— Begin EXCERPTED DATA —
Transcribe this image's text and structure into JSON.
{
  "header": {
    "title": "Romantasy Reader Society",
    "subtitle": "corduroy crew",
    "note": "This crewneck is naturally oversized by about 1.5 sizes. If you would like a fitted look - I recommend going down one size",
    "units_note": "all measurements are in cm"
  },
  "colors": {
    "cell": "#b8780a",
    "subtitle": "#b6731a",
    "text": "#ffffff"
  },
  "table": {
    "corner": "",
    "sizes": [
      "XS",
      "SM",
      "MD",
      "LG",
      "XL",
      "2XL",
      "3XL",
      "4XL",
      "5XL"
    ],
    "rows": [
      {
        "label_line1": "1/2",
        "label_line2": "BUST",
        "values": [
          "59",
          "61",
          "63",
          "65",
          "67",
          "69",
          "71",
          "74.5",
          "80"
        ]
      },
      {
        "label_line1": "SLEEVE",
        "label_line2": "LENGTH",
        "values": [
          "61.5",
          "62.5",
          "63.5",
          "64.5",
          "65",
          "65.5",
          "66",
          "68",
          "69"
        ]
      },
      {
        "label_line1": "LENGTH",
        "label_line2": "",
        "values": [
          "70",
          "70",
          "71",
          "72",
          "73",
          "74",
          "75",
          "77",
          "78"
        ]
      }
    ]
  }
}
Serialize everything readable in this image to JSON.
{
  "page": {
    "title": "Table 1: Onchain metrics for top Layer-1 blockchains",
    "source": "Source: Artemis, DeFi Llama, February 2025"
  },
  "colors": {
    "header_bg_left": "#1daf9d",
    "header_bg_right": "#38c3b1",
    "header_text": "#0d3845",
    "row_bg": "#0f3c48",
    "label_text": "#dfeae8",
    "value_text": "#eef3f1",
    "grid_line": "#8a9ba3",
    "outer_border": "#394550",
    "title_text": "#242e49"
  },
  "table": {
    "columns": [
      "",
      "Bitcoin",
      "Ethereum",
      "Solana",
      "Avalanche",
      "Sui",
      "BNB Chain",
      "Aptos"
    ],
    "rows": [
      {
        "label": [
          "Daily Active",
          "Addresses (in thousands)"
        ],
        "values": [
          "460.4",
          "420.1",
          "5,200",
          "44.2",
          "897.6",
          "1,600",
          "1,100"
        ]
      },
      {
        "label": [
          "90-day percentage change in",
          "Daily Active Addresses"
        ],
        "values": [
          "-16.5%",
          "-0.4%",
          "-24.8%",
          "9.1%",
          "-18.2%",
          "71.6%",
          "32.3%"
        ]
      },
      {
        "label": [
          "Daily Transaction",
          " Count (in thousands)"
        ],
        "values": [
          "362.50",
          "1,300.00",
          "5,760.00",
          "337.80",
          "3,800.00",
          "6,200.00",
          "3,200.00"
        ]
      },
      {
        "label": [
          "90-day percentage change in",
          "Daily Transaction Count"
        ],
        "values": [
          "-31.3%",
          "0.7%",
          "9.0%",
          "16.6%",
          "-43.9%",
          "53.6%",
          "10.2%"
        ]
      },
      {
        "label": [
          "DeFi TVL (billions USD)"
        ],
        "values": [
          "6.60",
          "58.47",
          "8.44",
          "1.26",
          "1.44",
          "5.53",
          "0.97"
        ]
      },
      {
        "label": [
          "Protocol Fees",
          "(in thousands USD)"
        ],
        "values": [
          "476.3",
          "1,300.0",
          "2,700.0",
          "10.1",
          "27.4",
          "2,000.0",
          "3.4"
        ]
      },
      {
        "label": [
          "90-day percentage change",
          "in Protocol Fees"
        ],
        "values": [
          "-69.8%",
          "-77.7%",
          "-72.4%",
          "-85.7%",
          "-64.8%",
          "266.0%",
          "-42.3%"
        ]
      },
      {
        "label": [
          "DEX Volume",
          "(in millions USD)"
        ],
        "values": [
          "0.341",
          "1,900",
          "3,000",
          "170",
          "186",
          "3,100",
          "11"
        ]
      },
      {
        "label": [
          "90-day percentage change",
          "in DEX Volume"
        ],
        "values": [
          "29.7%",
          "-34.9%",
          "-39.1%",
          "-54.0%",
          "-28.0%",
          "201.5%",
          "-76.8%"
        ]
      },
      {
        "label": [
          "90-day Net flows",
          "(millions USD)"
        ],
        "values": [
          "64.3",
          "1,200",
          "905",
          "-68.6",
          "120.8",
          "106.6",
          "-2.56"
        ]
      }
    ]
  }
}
— End EXCERPTED DATA —
WHAT IS NEEDED: Copy the material above verbatim.

EXERCISE SOLUTION:
Transcribe this image's text and structure into JSON.
{
  "header": {
    "title": "Romantasy Reader Society",
    "subtitle": "corduroy crew",
    "note": "This crewneck is naturally oversized by about 1.5 sizes. If you would like a fitted look - I recommend going down one size",
    "units_note": "all measurements are in cm"
  },
  "colors": {
    "cell": "#b8780a",
    "subtitle": "#b6731a",
    "text": "#ffffff"
  },
  "table": {
    "corner": "",
    "sizes": [
      "XS",
      "SM",
      "MD",
      "LG",
      "XL",
      "2XL",
      "3XL",
      "4XL",
      "5XL"
    ],
    "rows": [
      {
        "label_line1": "1/2",
        "label_line2": "BUST",
        "values": [
          "59",
          "61",
          "63",
          "65",
          "67",
          "69",
          "71",
          "74.5",
          "80"
        ]
      },
      {
        "label_line1": "SLEEVE",
        "label_line2": "LENGTH",
        "values": [
          "61.5",
          "62.5",
          "63.5",
          "64.5",
          "65",
          "65.5",
          "66",
          "68",
          "69"
        ]
      },
      {
        "label_line1": "LENGTH",
        "label_line2": "",
        "values": [
          "70",
          "70",
          "71",
          "72",
          "73",
          "74",
          "75",
          "77",
          "78"
        ]
      }
    ]
  }
}
Serialize everything readable in this image to JSON.
{
  "page": {
    "title": "Table 1: Onchain metrics for top Layer-1 blockchains",
    "source": "Source: Artemis, DeFi Llama, February 2025"
  },
  "colors": {
    "header_bg_left": "#1daf9d",
    "header_bg_right": "#38c3b1",
    "header_text": "#0d3845",
    "row_bg": "#0f3c48",
    "label_text": "#dfeae8",
    "value_text": "#eef3f1",
    "grid_line": "#8a9ba3",
    "outer_border": "#394550",
    "title_text": "#242e49"
  },
  "table": {
    "columns": [
      "",
      "Bitcoin",
      "Ethereum",
      "Solana",
      "Avalanche",
      "Sui",
      "BNB Chain",
      "Aptos"
    ],
    "rows": [
      {
        "label": [
          "Daily Active",
          "Addresses (in thousands)"
        ],
        "values": [
          "460.4",
          "420.1",
          "5,200",
          "44.2",
          "897.6",
          "1,600",
          "1,100"
        ]
      },
      {
        "label": [
          "90-day percentage change in",
          "Daily Active Addresses"
        ],
        "values": [
          "-16.5%",
          "-0.4%",
          "-24.8%",
          "9.1%",
          "-18.2%",
          "71.6%",
          "32.3%"
        ]
      },
      {
        "label": [
          "Daily Transaction",
          " Count (in thousands)"
        ],
        "values": [
          "362.50",
          "1,300.00",
          "5,760.00",
          "337.80",
          "3,800.00",
          "6,200.00",
          "3,200.00"
        ]
      },
      {
        "label": [
          "90-day percentage change in",
          "Daily Transaction Count"
        ],
        "values": [
          "-31.3%",
          "0.7%",
          "9.0%",
          "16.6%",
          "-43.9%",
          "53.6%",
          "10.2%"
        ]
      },
      {
        "label": [
          "DeFi TVL (billions USD)"
        ],
        "values": [
          "6.60",
          "58.47",
          "8.44",
          "1.26",
          "1.44",
          "5.53",
          "0.97"
        ]
      },
      {
        "label": [
          "Protocol Fees",
          "(in thousands USD)"
        ],
        "values": [
          "476.3",
          "1,300.0",
          "2,700.0",
          "10.1",
          "27.4",
          "2,000.0",
          "3.4"
        ]
      },
      {
        "label": [
          "90-day percentage change",
          "in Protocol Fees"
        ],
        "values": [
          "-69.8%",
          "-77.7%",
          "-72.4%",
          "-85.7%",
          "-64.8%",
          "266.0%",
          "-42.3%"
        ]
      },
      {
        "label": [
          "DEX Volume",
          "(in millions USD)"
        ],
        "values": [
          "0.341",
          "1,900",
          "3,000",
          "170",
          "186",
          "3,100",
          "11"
        ]
      },
      {
        "label": [
          "90-day percentage change",
          "in DEX Volume"
        ],
        "values": [
          "29.7%",
          "-34.9%",
          "-39.1%",
          "-54.0%",
          "-28.0%",
          "201.5%",
          "-76.8%"
        ]
      },
      {
        "label": [
          "90-day Net flows",
          "(millions USD)"
        ],
        "values": [
          "64.3",
          "1,200",
          "905",
          "-68.6",
          "120.8",
          "106.6",
          "-2.56"
        ]
      }
    ]
  }
}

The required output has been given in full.